What you will do: Do not carry the pictures over; copy every other part of the entries exactly.
++++++++++++++++++++
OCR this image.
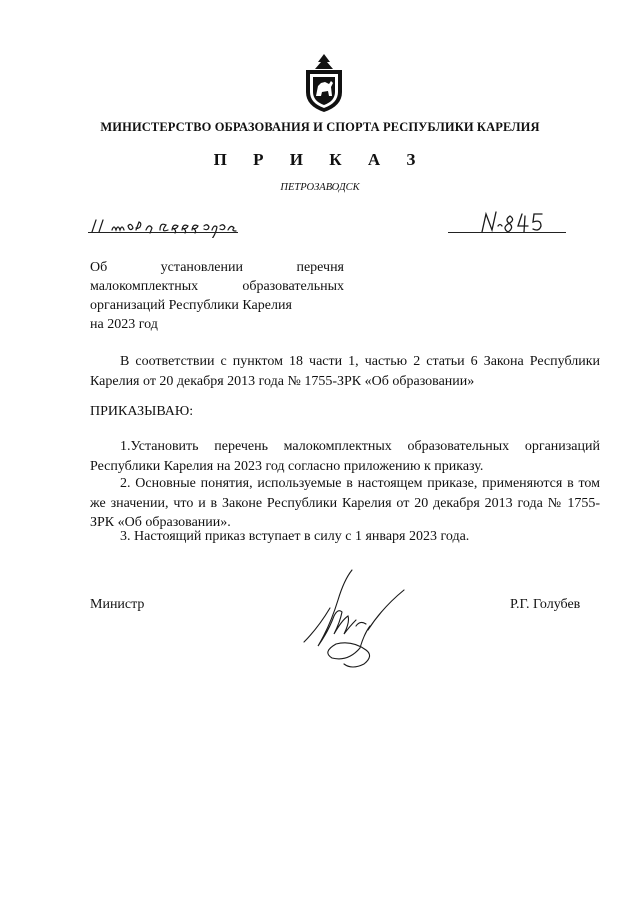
МИНИСТЕРСТВО ОБРАЗОВАНИЯ И СПОРТА РЕСПУБЛИКИ КАРЕЛИЯ
П Р И К А З
ПЕТРОЗАВОДСК
Об установлении перечня
малокомплектных образовательных
организаций Республики Карелия
на 2023 год
В соответствии с пунктом 18 части 1, частью 2 статьи 6 Закона Республики Карелия от 20 декабря 2013 года № 1755-ЗРК «Об образовании»
ПРИКАЗЫВАЮ:
1.Установить перечень малокомплектных образовательных организаций Республики Карелия на 2023 год согласно приложению к приказу.
2. Основные понятия, используемые в настоящем приказе, применяются в том же значении, что и в Законе Республики Карелия от 20 декабря 2013 года № 1755-ЗРК «Об образовании».
3. Настоящий приказ вступает в силу с 1 января 2023 года.
Министр	Р.Г. Голубев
++++++++++++++++++++
Written solution:
OCR this image.
МИНИСТЕРСТВО ОБРАЗОВАНИЯ И СПОРТА РЕСПУБЛИКИ КАРЕЛИЯ
П Р И К А З
ПЕТРОЗАВОДСК
Об установлении перечня
малокомплектных образовательных
организаций Республики Карелия
на 2023 год
В соответствии с пунктом 18 части 1, частью 2 статьи 6 Закона Республики Карелия от 20 декабря 2013 года № 1755-ЗРК «Об образовании»
ПРИКАЗЫВАЮ:
1.Установить перечень малокомплектных образовательных организаций Республики Карелия на 2023 год согласно приложению к приказу.
2. Основные понятия, используемые в настоящем приказе, применяются в том же значении, что и в Законе Республики Карелия от 20 декабря 2013 года № 1755-ЗРК «Об образовании».
3. Настоящий приказ вступает в силу с 1 января 2023 года.
Министр	Р.Г. Голубев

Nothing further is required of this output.